◆ **Work to do**
How many of these lines hold the string "vídeo"? Answer with the number only.
--- start of The data ---
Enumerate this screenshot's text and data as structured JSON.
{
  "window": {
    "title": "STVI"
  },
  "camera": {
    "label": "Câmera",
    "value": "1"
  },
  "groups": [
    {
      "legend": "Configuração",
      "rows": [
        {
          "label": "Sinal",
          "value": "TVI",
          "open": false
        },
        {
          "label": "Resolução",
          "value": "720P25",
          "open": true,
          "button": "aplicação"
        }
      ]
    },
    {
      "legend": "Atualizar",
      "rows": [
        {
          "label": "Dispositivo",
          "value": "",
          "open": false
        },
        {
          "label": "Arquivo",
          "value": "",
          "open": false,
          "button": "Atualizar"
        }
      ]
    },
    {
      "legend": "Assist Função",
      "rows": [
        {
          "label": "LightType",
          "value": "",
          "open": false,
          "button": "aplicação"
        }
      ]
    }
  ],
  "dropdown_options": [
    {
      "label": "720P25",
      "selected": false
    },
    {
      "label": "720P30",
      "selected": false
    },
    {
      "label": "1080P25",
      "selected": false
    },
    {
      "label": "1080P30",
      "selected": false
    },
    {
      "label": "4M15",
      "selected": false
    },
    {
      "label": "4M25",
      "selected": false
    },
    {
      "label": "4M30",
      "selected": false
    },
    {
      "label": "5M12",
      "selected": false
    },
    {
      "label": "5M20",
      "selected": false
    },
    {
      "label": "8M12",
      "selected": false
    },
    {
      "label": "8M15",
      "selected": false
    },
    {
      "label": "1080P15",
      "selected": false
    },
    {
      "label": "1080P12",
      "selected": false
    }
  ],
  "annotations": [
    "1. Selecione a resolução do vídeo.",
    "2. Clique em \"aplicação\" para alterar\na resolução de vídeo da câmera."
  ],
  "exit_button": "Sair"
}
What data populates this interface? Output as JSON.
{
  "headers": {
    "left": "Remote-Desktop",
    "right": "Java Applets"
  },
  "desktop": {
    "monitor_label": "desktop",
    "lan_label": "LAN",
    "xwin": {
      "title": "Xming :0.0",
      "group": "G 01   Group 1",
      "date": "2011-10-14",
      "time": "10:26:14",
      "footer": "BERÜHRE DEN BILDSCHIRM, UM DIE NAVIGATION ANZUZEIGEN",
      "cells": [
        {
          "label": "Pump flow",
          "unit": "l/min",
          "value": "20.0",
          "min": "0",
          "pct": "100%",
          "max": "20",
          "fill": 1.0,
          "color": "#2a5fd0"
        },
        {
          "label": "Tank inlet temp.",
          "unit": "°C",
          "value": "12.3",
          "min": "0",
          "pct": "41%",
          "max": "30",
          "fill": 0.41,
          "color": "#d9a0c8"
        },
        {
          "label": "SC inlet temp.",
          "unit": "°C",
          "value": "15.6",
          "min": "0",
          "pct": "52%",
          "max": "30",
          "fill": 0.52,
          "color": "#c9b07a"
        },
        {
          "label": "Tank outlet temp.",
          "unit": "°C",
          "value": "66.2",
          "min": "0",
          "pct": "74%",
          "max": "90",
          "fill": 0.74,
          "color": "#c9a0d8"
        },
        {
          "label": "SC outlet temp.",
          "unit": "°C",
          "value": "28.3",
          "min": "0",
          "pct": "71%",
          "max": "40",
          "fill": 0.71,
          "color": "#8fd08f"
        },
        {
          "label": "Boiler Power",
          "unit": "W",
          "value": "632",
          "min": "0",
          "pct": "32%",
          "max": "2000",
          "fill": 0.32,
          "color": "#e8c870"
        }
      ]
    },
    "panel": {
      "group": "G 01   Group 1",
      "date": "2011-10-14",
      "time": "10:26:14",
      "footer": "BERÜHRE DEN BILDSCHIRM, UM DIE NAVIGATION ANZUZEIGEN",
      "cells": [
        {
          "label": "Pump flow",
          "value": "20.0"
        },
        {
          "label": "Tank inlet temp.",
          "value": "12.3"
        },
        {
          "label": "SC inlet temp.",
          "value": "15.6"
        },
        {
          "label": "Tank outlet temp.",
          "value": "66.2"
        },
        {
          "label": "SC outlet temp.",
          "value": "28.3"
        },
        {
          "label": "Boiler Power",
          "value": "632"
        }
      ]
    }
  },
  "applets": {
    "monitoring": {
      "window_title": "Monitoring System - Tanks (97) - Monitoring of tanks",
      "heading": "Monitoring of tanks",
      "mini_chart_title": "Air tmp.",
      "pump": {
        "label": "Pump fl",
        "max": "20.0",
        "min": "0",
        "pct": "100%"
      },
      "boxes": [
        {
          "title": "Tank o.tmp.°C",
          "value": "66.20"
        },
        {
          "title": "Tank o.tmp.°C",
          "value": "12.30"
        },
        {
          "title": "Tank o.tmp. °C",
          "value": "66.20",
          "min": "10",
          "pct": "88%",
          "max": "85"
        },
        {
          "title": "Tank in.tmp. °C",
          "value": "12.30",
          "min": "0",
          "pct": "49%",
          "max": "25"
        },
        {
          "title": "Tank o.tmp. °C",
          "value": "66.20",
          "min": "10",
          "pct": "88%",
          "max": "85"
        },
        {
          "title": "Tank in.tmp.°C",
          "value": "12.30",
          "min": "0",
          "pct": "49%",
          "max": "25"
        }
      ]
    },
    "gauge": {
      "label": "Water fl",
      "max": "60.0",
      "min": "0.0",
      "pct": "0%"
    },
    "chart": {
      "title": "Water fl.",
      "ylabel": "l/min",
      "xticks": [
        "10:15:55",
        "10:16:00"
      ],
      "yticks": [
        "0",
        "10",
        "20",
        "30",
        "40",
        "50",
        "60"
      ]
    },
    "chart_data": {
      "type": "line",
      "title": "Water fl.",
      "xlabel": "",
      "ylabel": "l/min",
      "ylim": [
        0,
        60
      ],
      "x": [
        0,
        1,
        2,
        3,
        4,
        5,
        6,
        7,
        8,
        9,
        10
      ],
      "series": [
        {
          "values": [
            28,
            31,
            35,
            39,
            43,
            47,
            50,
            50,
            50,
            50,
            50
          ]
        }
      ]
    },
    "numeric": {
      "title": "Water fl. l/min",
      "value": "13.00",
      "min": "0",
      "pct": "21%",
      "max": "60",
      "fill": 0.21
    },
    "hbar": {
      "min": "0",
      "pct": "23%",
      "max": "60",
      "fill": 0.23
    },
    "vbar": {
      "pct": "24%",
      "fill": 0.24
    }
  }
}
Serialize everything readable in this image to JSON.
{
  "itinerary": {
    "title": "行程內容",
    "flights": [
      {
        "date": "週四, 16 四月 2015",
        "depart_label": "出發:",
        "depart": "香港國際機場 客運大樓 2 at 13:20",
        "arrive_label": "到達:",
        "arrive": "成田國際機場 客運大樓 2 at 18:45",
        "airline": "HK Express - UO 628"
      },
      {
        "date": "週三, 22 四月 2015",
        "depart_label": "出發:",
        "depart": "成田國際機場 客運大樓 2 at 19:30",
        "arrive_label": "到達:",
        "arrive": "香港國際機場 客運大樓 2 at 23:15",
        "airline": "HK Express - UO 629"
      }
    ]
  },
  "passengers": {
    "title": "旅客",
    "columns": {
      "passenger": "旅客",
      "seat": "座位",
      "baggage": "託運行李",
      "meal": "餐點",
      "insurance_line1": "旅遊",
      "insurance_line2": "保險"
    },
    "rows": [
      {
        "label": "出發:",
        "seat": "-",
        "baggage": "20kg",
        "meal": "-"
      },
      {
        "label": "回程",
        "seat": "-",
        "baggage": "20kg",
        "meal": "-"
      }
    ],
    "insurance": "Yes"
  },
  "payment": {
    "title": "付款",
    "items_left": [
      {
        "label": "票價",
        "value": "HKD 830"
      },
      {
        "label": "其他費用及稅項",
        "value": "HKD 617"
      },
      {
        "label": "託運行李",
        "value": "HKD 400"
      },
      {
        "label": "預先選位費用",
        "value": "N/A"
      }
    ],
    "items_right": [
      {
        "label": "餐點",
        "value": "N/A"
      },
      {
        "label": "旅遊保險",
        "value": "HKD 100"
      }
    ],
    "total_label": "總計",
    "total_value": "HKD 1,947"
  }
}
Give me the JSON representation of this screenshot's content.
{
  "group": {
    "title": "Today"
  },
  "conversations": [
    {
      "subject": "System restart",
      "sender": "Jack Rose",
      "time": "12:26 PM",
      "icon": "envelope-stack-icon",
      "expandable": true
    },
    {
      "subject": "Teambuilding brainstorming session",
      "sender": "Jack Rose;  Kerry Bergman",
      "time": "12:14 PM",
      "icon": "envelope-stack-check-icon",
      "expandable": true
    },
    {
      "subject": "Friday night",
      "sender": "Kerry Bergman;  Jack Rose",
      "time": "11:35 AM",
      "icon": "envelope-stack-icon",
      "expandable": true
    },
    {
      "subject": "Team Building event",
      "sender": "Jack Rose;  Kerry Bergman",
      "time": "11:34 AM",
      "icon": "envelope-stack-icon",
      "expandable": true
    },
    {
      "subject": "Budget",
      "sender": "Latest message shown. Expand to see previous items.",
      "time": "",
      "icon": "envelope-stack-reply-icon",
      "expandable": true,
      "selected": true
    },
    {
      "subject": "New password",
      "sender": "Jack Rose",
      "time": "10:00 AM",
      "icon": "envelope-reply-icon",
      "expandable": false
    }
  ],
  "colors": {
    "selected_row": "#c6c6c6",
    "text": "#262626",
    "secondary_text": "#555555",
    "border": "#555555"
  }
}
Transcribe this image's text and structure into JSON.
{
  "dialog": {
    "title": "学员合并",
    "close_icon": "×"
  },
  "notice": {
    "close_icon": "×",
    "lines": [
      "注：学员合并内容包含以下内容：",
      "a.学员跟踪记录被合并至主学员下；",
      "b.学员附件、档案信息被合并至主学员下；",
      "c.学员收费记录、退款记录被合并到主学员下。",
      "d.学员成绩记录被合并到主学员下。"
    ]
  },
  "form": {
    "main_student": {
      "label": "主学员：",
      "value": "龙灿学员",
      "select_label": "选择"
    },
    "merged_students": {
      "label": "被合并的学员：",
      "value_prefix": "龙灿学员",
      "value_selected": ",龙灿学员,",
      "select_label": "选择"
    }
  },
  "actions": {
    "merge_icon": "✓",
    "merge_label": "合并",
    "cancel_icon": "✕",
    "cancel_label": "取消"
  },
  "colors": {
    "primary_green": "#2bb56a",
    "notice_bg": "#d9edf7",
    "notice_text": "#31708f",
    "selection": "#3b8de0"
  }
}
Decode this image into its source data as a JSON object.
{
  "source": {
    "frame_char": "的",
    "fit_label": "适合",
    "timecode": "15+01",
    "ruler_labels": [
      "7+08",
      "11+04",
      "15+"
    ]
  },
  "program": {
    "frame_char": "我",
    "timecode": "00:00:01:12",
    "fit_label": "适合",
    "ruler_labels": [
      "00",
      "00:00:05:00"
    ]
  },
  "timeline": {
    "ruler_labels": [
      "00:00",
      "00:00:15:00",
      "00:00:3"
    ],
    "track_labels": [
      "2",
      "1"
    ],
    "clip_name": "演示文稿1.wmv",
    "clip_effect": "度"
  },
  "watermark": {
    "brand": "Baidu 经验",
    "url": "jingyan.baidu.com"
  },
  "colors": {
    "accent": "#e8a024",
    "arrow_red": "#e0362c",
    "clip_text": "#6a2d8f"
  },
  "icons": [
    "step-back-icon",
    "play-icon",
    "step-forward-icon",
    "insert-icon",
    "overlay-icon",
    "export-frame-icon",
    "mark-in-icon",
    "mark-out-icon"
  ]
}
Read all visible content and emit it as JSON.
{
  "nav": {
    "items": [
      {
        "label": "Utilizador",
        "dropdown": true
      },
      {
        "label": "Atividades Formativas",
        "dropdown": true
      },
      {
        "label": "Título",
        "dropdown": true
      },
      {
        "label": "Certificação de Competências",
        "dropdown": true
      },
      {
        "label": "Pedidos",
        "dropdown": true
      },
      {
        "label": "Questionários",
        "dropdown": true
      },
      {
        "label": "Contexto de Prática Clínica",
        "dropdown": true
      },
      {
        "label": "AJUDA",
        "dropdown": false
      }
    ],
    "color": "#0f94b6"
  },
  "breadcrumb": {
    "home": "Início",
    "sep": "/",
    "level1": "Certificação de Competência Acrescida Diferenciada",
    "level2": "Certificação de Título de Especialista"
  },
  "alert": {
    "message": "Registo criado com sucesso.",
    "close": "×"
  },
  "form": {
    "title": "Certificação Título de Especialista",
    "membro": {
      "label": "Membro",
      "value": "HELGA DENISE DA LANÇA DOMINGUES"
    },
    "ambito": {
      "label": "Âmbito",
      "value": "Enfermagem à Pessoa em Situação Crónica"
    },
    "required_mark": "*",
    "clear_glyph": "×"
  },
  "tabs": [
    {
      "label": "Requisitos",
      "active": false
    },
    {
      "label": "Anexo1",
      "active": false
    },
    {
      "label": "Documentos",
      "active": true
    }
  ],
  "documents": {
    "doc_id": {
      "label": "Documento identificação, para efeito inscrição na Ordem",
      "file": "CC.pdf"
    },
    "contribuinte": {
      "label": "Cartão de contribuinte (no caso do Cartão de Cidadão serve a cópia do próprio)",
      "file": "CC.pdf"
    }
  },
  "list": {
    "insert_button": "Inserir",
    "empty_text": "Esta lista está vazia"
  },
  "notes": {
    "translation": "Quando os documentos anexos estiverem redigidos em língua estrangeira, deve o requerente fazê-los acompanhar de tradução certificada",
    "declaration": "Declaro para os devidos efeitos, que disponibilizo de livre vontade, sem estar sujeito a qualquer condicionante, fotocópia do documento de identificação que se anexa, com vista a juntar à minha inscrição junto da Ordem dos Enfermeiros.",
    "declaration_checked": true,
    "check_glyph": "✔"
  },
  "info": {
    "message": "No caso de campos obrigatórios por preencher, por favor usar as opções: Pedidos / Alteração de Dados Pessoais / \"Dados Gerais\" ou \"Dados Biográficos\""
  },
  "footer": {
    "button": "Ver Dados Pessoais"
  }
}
--- end of The data ---
◆ **Completed exercise**
2